--- BEGIN ---

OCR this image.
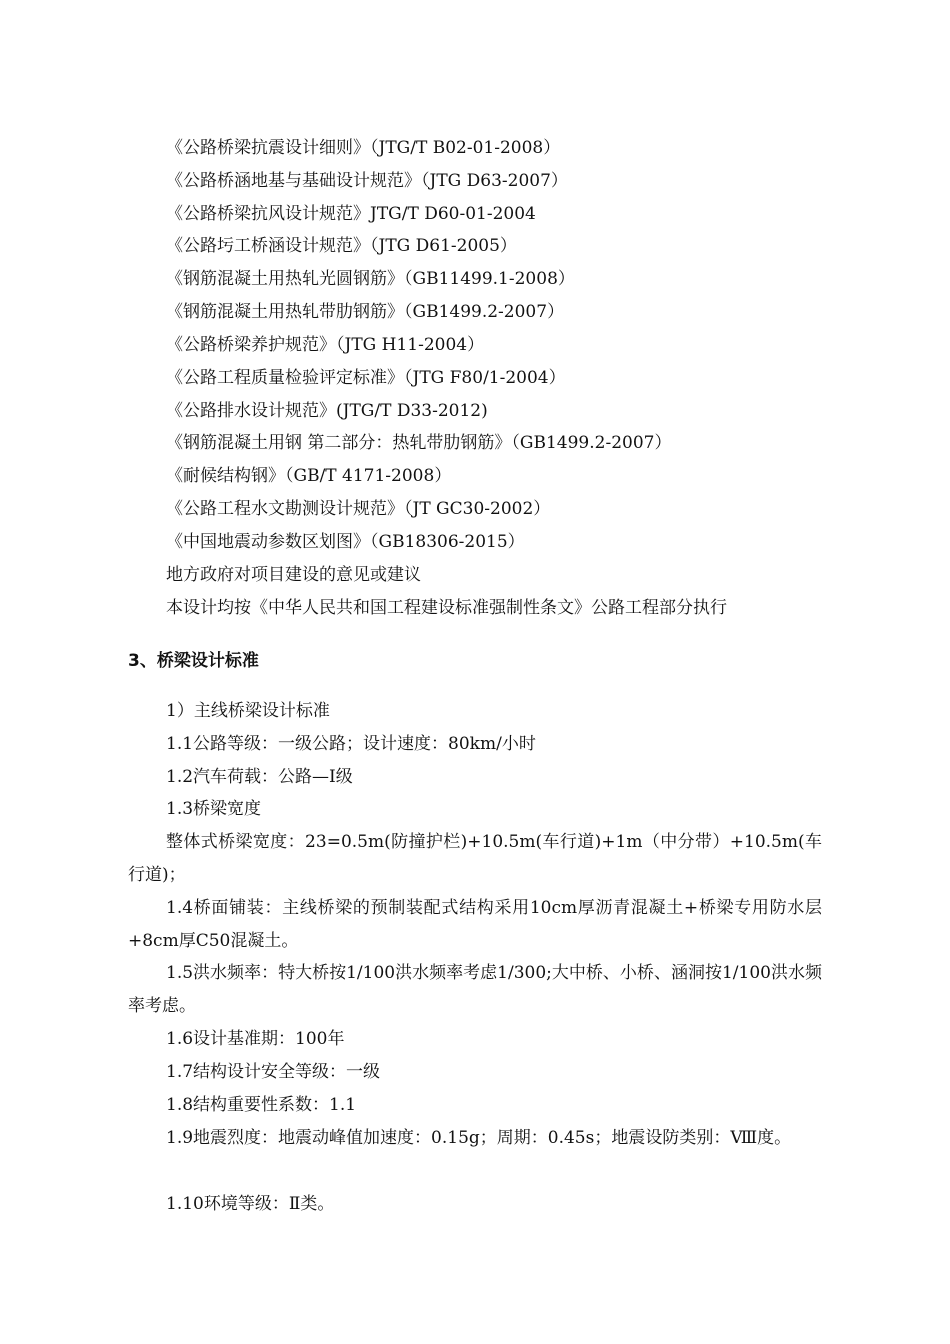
《公路桥梁抗震设计细则》（JTG/T B02-01-2008）
《公路桥涵地基与基础设计规范》（JTG D63-2007）
《公路桥梁抗风设计规范》JTG/T D60-01-2004
《公路圬工桥涵设计规范》（JTG D61-2005）
《钢筋混凝土用热轧光圆钢筋》（GB11499.1-2008）
《钢筋混凝土用热轧带肋钢筋》（GB1499.2-2007）
《公路桥梁养护规范》（JTG H11-2004）
《公路工程质量检验评定标准》（JTG F80/1-2004）
《公路排水设计规范》(JTG/T D33-2012)
《钢筋混凝土用钢 第二部分：热轧带肋钢筋》（GB1499.2-2007）
《耐候结构钢》（GB/T 4171-2008）
《公路工程水文勘测设计规范》（JT GC30-2002）
《中国地震动参数区划图》（GB18306-2015）
地方政府对项目建设的意见或建议
本设计均按《中华人民共和国工程建设标准强制性条文》公路工程部分执行
3、桥梁设计标准
1）主线桥梁设计标准
1.1公路等级：一级公路；设计速度：80km/小时
1.2汽车荷载：公路—Ⅰ级
1.3桥梁宽度
整体式桥梁宽度：23=0.5m(防撞护栏)+10.5m(车行道)+1m（中分带）+10.5m(车行道)；
1.4桥面铺装：主线桥梁的预制装配式结构采用10cm厚沥青混凝土+桥梁专用防水层+8cm厚C50混凝土。
1.5洪水频率：特大桥按1/100洪水频率考虑1/300;大中桥、小桥、涵洞按1/100洪水频率考虑。
1.6设计基准期：100年
1.7结构设计安全等级：一级
1.8结构重要性系数：1.1
1.9地震烈度：地震动峰值加速度：0.15g；周期：0.45s；地震设防类别：Ⅷ度。
1.10环境等级：Ⅱ类。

--- END ---

### THE PROBLEM
Transcribe the material as is, with images omitted.

### RESULT OF THE EXERCISE
OCR this image.
《公路桥梁抗震设计细则》（JTG/T B02-01-2008）
《公路桥涵地基与基础设计规范》（JTG D63-2007）
《公路桥梁抗风设计规范》JTG/T D60-01-2004
《公路圬工桥涵设计规范》（JTG D61-2005）
《钢筋混凝土用热轧光圆钢筋》（GB11499.1-2008）
《钢筋混凝土用热轧带肋钢筋》（GB1499.2-2007）
《公路桥梁养护规范》（JTG H11-2004）
《公路工程质量检验评定标准》（JTG F80/1-2004）
《公路排水设计规范》(JTG/T D33-2012)
《钢筋混凝土用钢 第二部分：热轧带肋钢筋》（GB1499.2-2007）
《耐候结构钢》（GB/T 4171-2008）
《公路工程水文勘测设计规范》（JT GC30-2002）
《中国地震动参数区划图》（GB18306-2015）
地方政府对项目建设的意见或建议
本设计均按《中华人民共和国工程建设标准强制性条文》公路工程部分执行
3、桥梁设计标准
1）主线桥梁设计标准
1.1公路等级：一级公路；设计速度：80km/小时
1.2汽车荷载：公路—Ⅰ级
1.3桥梁宽度
整体式桥梁宽度：23=0.5m(防撞护栏)+10.5m(车行道)+1m（中分带）+10.5m(车行道)；
1.4桥面铺装：主线桥梁的预制装配式结构采用10cm厚沥青混凝土+桥梁专用防水层+8cm厚C50混凝土。
1.5洪水频率：特大桥按1/100洪水频率考虑1/300;大中桥、小桥、涵洞按1/100洪水频率考虑。
1.6设计基准期：100年
1.7结构设计安全等级：一级
1.8结构重要性系数：1.1
1.9地震烈度：地震动峰值加速度：0.15g；周期：0.45s；地震设防类别：Ⅷ度。
1.10环境等级：Ⅱ类。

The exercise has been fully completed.